* **WRITTEN TASK**
Give again the lines from the line with "Output a JSON" to the last line of the records, exactly and in full. Do not carry over any pictures.

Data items
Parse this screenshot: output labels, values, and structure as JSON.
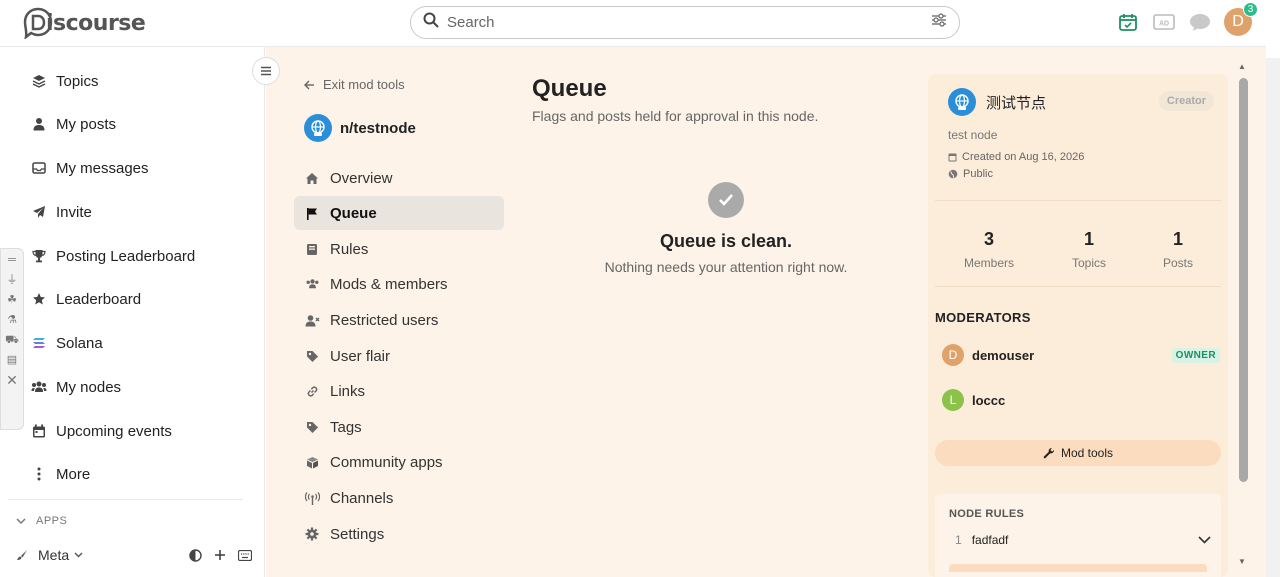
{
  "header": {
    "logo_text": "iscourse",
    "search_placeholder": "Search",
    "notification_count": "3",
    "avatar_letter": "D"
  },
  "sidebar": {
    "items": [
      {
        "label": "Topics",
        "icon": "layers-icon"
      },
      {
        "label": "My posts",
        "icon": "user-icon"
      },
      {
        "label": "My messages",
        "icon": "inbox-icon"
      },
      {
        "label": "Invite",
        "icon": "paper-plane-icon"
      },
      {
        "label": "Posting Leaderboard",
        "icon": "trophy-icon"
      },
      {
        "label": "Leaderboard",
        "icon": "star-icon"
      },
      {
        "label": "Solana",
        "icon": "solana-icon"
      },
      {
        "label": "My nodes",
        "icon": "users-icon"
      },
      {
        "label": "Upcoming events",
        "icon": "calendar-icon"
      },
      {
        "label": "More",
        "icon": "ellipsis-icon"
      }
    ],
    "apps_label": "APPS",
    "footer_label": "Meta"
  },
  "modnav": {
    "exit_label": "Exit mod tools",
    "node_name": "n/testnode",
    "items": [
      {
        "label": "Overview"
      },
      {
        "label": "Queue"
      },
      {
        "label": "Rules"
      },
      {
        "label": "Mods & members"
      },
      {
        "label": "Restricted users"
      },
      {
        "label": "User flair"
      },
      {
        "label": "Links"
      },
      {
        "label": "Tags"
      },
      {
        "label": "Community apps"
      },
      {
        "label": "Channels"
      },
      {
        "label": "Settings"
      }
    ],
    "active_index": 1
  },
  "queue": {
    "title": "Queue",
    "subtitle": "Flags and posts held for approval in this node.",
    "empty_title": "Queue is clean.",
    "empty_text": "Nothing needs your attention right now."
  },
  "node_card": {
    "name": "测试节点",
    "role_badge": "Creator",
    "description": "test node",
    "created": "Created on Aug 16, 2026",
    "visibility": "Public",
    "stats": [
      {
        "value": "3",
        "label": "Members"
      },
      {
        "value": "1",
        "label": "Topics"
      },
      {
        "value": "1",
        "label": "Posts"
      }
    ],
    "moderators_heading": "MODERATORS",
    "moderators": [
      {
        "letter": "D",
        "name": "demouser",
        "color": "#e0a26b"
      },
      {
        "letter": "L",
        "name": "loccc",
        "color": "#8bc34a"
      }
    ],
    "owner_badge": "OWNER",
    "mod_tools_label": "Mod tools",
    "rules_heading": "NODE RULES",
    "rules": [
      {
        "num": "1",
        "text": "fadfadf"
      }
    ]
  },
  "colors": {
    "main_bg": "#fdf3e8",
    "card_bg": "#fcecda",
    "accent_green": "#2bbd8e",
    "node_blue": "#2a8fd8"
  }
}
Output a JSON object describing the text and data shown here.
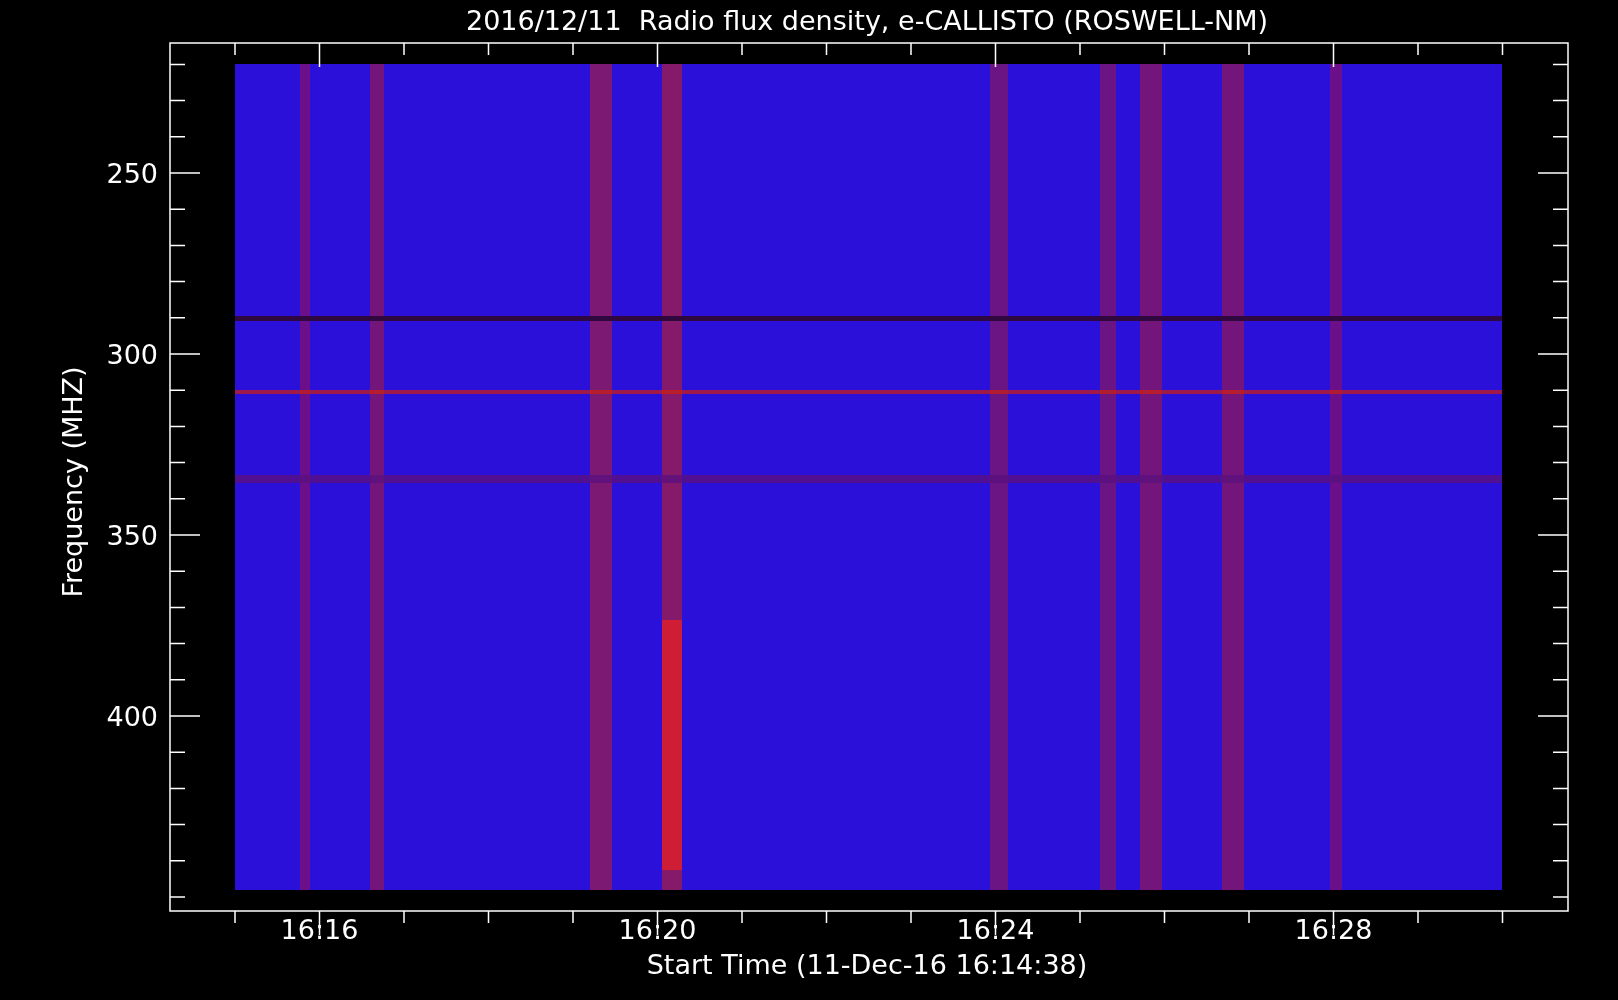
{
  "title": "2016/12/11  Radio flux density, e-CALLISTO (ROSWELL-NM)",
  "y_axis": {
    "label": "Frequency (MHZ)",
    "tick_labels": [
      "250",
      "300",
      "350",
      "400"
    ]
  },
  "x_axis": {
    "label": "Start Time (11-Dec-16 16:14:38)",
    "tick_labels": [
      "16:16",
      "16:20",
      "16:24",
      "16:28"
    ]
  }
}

* **OUTPUT OF THE TASK**
Output a JSON object describing the text and data shown here.
{
  "title": "2016/12/11  Radio flux density, e-CALLISTO (ROSWELL-NM)",
  "y_axis": {
    "label": "Frequency (MHZ)",
    "tick_labels": [
      "250",
      "300",
      "350",
      "400"
    ]
  },
  "x_axis": {
    "label": "Start Time (11-Dec-16 16:14:38)",
    "tick_labels": [
      "16:16",
      "16:20",
      "16:24",
      "16:28"
    ]
  }
}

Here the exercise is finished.